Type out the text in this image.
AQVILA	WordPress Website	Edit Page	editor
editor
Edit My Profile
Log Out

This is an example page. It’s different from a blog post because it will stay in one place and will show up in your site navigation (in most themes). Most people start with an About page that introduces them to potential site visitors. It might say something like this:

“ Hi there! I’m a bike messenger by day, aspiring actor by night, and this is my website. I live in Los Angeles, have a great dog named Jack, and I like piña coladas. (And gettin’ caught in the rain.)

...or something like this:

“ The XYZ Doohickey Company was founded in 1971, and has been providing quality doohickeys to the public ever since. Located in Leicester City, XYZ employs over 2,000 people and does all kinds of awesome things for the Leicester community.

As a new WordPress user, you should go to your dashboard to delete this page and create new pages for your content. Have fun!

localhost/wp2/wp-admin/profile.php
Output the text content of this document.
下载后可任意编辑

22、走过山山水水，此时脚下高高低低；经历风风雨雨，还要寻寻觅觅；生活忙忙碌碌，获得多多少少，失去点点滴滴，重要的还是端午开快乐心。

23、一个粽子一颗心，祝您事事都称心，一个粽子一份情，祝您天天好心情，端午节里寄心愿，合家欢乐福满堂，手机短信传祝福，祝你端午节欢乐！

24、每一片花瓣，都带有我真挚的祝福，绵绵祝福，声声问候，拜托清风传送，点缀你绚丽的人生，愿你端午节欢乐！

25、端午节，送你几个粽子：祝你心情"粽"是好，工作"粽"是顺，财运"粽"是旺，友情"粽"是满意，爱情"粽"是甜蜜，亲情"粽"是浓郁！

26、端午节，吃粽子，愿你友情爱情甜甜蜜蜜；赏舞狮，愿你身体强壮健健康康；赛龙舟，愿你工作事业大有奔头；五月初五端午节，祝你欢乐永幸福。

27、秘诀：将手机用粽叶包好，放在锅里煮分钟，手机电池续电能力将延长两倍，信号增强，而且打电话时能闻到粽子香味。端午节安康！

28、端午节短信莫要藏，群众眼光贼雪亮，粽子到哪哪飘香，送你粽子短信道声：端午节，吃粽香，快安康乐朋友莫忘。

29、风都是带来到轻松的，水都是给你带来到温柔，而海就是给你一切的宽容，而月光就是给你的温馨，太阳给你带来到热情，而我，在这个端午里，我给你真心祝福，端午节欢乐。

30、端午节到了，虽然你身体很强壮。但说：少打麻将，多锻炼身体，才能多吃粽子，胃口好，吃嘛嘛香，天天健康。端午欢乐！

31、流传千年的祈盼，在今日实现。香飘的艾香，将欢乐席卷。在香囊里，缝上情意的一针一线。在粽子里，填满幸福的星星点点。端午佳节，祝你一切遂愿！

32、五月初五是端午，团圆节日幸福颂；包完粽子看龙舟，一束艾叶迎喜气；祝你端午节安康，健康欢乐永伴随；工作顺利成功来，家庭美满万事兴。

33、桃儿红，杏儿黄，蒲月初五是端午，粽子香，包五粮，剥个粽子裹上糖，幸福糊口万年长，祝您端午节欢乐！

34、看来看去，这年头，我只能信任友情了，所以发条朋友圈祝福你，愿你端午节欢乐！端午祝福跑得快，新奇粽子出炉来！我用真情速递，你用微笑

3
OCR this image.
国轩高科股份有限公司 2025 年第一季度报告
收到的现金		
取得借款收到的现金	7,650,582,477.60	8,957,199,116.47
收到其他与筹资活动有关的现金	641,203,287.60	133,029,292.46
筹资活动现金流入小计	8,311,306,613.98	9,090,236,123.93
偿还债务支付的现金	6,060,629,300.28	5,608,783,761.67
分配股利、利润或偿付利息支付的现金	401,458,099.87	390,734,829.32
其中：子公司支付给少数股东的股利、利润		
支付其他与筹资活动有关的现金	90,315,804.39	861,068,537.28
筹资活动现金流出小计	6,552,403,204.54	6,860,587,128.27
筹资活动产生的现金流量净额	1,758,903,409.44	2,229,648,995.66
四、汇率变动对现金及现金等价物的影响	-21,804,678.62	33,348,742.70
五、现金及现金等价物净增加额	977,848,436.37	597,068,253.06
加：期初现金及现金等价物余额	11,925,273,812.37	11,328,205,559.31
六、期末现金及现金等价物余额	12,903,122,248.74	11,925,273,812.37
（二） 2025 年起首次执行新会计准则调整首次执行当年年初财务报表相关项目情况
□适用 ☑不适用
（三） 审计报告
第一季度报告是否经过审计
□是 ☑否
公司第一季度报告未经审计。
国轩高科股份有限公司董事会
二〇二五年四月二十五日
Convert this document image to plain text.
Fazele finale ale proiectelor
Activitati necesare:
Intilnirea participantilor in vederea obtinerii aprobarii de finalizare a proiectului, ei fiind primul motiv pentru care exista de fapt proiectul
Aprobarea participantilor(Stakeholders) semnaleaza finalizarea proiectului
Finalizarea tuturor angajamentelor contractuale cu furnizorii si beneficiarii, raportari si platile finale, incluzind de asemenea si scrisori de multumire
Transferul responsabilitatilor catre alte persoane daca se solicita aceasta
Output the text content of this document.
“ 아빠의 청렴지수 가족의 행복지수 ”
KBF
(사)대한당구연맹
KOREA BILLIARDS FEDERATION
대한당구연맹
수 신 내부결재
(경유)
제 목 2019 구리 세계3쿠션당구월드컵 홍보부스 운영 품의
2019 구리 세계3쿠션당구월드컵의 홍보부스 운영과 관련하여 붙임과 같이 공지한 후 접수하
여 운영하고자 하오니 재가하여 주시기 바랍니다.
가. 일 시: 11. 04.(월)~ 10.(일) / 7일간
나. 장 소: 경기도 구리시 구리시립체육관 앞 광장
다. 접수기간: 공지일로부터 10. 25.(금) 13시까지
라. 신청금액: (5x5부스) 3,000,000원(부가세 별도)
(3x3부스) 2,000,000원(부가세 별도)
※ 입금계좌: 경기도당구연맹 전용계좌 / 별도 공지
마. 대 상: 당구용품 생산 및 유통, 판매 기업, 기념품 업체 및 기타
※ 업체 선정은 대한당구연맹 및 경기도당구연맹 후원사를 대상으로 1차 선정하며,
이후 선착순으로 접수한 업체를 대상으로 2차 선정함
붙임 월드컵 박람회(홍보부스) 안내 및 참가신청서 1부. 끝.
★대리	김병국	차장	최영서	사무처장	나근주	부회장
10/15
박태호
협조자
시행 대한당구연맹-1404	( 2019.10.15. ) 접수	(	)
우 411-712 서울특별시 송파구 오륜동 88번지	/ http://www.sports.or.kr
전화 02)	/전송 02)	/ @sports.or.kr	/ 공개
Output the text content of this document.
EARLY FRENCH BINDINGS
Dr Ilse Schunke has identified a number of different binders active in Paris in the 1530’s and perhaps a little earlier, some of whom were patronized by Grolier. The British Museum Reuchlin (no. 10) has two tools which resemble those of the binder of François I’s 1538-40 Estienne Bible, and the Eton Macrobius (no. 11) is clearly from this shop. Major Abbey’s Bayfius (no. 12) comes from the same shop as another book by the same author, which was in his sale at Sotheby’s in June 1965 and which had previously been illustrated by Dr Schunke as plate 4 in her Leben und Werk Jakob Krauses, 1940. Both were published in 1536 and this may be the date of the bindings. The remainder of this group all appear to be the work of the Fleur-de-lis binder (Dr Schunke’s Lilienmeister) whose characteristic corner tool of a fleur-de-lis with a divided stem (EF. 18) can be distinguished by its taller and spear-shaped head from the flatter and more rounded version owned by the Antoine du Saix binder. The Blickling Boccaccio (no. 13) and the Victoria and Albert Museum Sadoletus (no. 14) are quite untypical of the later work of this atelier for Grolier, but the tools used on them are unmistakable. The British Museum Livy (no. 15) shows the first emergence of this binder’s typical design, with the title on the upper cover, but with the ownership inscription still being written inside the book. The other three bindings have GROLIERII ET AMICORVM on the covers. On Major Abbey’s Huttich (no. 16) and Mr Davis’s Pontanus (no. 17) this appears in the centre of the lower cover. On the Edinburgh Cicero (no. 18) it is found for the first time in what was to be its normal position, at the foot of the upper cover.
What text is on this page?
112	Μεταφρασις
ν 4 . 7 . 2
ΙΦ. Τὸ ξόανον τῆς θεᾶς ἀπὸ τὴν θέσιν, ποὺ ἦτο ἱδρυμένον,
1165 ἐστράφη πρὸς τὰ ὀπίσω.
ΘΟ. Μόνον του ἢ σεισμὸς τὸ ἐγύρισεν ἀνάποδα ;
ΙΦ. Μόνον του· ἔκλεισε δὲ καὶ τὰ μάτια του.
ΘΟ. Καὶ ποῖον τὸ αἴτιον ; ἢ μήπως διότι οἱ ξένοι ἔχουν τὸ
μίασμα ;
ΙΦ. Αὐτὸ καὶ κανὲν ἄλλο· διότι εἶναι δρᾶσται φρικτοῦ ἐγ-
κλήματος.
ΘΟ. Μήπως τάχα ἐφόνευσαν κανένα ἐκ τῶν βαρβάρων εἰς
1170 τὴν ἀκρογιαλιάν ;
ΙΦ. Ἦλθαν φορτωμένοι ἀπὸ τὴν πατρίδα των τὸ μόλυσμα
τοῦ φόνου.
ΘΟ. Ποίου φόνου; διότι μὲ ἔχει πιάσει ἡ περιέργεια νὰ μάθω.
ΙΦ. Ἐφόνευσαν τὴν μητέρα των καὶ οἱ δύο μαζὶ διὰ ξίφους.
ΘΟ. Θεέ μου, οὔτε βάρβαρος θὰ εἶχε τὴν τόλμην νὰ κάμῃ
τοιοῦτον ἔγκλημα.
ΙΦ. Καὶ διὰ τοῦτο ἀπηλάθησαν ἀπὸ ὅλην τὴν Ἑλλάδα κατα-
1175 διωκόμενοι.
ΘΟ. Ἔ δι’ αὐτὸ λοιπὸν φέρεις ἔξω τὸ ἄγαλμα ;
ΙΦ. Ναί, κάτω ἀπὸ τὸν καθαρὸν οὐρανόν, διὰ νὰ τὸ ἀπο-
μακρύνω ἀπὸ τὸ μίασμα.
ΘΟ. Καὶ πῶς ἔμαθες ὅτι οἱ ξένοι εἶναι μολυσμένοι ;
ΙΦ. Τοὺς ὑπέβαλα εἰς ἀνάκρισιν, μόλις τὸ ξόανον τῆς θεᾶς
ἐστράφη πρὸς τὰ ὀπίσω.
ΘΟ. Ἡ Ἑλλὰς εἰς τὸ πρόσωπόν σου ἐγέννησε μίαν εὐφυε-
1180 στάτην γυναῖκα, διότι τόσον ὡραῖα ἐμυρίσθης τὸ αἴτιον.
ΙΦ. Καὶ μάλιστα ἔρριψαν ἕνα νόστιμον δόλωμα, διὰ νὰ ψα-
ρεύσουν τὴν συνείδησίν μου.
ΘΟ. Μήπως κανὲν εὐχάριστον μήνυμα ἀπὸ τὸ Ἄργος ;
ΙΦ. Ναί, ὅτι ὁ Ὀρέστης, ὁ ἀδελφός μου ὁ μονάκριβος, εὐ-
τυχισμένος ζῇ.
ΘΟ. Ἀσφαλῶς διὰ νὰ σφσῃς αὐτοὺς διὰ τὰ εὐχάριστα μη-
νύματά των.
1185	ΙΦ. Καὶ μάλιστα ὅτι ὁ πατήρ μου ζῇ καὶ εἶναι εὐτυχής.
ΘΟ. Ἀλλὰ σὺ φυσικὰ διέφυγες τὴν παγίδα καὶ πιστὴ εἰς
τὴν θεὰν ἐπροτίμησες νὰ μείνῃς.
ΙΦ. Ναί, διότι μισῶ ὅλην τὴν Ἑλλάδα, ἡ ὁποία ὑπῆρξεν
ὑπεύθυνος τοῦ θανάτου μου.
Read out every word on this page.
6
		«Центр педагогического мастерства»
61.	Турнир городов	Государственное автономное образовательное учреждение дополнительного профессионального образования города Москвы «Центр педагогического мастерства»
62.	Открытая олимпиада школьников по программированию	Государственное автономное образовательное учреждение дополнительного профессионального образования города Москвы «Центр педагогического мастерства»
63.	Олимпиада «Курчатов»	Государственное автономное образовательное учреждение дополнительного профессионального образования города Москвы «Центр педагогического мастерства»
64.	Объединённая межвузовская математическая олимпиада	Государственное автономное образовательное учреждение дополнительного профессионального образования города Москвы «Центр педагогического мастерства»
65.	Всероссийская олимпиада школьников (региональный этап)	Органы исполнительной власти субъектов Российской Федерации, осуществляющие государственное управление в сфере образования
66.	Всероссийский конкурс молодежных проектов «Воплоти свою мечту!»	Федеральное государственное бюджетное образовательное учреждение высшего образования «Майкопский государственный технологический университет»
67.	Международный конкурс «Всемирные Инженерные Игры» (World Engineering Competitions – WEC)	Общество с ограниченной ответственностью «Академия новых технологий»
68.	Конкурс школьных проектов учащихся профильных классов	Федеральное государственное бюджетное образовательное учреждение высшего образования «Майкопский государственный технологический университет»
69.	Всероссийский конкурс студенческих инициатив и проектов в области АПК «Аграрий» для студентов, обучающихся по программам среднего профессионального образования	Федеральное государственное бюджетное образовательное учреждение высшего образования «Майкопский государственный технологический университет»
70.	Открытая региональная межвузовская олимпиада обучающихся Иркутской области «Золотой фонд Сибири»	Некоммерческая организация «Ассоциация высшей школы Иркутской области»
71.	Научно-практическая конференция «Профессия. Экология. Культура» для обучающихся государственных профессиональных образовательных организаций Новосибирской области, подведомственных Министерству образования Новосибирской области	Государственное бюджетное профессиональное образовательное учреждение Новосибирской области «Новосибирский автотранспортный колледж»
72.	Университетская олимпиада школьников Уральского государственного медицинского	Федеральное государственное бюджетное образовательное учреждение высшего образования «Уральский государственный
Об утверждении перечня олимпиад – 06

## Required task
Among the lines of the listing, how many hold the string "εἶναι"? Respond with only the number.

## Solution to this task
3